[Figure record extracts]
* * *
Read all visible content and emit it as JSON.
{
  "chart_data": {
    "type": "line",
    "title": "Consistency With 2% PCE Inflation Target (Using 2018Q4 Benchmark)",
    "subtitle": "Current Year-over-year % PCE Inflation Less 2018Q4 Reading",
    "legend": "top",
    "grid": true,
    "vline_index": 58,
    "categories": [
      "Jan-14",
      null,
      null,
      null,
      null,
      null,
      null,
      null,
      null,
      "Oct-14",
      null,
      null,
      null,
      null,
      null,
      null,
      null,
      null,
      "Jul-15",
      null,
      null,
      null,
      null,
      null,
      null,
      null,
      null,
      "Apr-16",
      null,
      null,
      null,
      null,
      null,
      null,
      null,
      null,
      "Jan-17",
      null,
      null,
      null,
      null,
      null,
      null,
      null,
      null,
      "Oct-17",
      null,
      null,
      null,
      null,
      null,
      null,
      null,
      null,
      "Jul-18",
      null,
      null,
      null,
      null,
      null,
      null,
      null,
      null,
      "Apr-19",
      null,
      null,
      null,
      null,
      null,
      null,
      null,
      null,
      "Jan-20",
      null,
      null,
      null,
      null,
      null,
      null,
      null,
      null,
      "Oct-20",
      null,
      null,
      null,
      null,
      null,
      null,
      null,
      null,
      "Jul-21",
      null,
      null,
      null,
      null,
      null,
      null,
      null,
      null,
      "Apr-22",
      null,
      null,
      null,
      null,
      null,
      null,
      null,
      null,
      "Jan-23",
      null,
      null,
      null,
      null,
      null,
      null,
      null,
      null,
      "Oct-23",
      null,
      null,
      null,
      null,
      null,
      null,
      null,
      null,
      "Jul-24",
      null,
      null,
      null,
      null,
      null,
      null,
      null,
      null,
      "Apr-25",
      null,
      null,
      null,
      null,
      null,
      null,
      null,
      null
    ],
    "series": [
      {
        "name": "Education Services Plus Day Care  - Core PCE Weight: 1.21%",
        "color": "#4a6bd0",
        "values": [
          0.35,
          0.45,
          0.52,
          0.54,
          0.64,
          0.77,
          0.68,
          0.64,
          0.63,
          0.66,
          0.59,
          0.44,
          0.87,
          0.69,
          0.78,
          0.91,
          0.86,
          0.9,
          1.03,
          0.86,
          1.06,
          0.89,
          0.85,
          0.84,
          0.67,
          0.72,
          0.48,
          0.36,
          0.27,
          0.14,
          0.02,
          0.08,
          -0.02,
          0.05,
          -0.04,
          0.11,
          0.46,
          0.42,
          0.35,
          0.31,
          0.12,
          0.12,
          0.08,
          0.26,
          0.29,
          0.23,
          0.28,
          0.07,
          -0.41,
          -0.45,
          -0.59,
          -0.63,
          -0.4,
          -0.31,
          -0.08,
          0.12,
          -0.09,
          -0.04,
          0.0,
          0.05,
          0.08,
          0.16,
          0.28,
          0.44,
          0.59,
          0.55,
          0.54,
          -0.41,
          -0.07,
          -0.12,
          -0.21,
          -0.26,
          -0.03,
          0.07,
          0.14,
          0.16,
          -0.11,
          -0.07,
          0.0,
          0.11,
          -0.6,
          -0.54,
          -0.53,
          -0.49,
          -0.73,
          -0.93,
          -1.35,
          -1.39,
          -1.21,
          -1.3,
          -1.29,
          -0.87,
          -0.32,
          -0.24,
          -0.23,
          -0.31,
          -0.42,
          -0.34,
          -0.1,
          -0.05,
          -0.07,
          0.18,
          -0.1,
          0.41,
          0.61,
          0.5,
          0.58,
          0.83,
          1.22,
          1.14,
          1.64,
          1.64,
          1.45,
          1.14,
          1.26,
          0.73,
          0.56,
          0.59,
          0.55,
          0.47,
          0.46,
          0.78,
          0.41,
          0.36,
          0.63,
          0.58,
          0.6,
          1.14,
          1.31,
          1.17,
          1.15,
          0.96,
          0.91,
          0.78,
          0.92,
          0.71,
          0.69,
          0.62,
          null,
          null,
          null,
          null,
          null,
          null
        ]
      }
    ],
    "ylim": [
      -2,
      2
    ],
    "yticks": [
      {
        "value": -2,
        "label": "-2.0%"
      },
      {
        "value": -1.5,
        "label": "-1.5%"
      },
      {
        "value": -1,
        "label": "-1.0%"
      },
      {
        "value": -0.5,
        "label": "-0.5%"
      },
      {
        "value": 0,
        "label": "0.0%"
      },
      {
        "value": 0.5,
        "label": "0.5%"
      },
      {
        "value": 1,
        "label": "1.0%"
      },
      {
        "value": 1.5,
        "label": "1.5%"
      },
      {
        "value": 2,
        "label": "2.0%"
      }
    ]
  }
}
* * *
* Written problem *
Faithfully copy every entry, leaving nothing out.

* Solution *
Read all visible content and emit it as JSON.
{
  "chart_data": {
    "type": "line",
    "title": "Consistency With 2% PCE Inflation Target (Using 2018Q4 Benchmark)",
    "subtitle": "Current Year-over-year % PCE Inflation Less 2018Q4 Reading",
    "legend": "top",
    "grid": true,
    "vline_index": 58,
    "categories": [
      "Jan-14",
      null,
      null,
      null,
      null,
      null,
      null,
      null,
      null,
      "Oct-14",
      null,
      null,
      null,
      null,
      null,
      null,
      null,
      null,
      "Jul-15",
      null,
      null,
      null,
      null,
      null,
      null,
      null,
      null,
      "Apr-16",
      null,
      null,
      null,
      null,
      null,
      null,
      null,
      null,
      "Jan-17",
      null,
      null,
      null,
      null,
      null,
      null,
      null,
      null,
      "Oct-17",
      null,
      null,
      null,
      null,
      null,
      null,
      null,
      null,
      "Jul-18",
      null,
      null,
      null,
      null,
      null,
      null,
      null,
      null,
      "Apr-19",
      null,
      null,
      null,
      null,
      null,
      null,
      null,
      null,
      "Jan-20",
      null,
      null,
      null,
      null,
      null,
      null,
      null,
      null,
      "Oct-20",
      null,
      null,
      null,
      null,
      null,
      null,
      null,
      null,
      "Jul-21",
      null,
      null,
      null,
      null,
      null,
      null,
      null,
      null,
      "Apr-22",
      null,
      null,
      null,
      null,
      null,
      null,
      null,
      null,
      "Jan-23",
      null,
      null,
      null,
      null,
      null,
      null,
      null,
      null,
      "Oct-23",
      null,
      null,
      null,
      null,
      null,
      null,
      null,
      null,
      "Jul-24",
      null,
      null,
      null,
      null,
      null,
      null,
      null,
      null,
      "Apr-25",
      null,
      null,
      null,
      null,
      null,
      null,
      null,
      null
    ],
    "series": [
      {
        "name": "Education Services Plus Day Care  - Core PCE Weight: 1.21%",
        "color": "#4a6bd0",
        "values": [
          0.35,
          0.45,
          0.52,
          0.54,
          0.64,
          0.77,
          0.68,
          0.64,
          0.63,
          0.66,
          0.59,
          0.44,
          0.87,
          0.69,
          0.78,
          0.91,
          0.86,
          0.9,
          1.03,
          0.86,
          1.06,
          0.89,
          0.85,
          0.84,
          0.67,
          0.72,
          0.48,
          0.36,
          0.27,
          0.14,
          0.02,
          0.08,
          -0.02,
          0.05,
          -0.04,
          0.11,
          0.46,
          0.42,
          0.35,
          0.31,
          0.12,
          0.12,
          0.08,
          0.26,
          0.29,
          0.23,
          0.28,
          0.07,
          -0.41,
          -0.45,
          -0.59,
          -0.63,
          -0.4,
          -0.31,
          -0.08,
          0.12,
          -0.09,
          -0.04,
          0.0,
          0.05,
          0.08,
          0.16,
          0.28,
          0.44,
          0.59,
          0.55,
          0.54,
          -0.41,
          -0.07,
          -0.12,
          -0.21,
          -0.26,
          -0.03,
          0.07,
          0.14,
          0.16,
          -0.11,
          -0.07,
          0.0,
          0.11,
          -0.6,
          -0.54,
          -0.53,
          -0.49,
          -0.73,
          -0.93,
          -1.35,
          -1.39,
          -1.21,
          -1.3,
          -1.29,
          -0.87,
          -0.32,
          -0.24,
          -0.23,
          -0.31,
          -0.42,
          -0.34,
          -0.1,
          -0.05,
          -0.07,
          0.18,
          -0.1,
          0.41,
          0.61,
          0.5,
          0.58,
          0.83,
          1.22,
          1.14,
          1.64,
          1.64,
          1.45,
          1.14,
          1.26,
          0.73,
          0.56,
          0.59,
          0.55,
          0.47,
          0.46,
          0.78,
          0.41,
          0.36,
          0.63,
          0.58,
          0.6,
          1.14,
          1.31,
          1.17,
          1.15,
          0.96,
          0.91,
          0.78,
          0.92,
          0.71,
          0.69,
          0.62,
          null,
          null,
          null,
          null,
          null,
          null
        ]
      }
    ],
    "ylim": [
      -2,
      2
    ],
    "yticks": [
      {
        "value": -2,
        "label": "-2.0%"
      },
      {
        "value": -1.5,
        "label": "-1.5%"
      },
      {
        "value": -1,
        "label": "-1.0%"
      },
      {
        "value": -0.5,
        "label": "-0.5%"
      },
      {
        "value": 0,
        "label": "0.0%"
      },
      {
        "value": 0.5,
        "label": "0.5%"
      },
      {
        "value": 1,
        "label": "1.0%"
      },
      {
        "value": 1.5,
        "label": "1.5%"
      },
      {
        "value": 2,
        "label": "2.0%"
      }
    ]
  }
}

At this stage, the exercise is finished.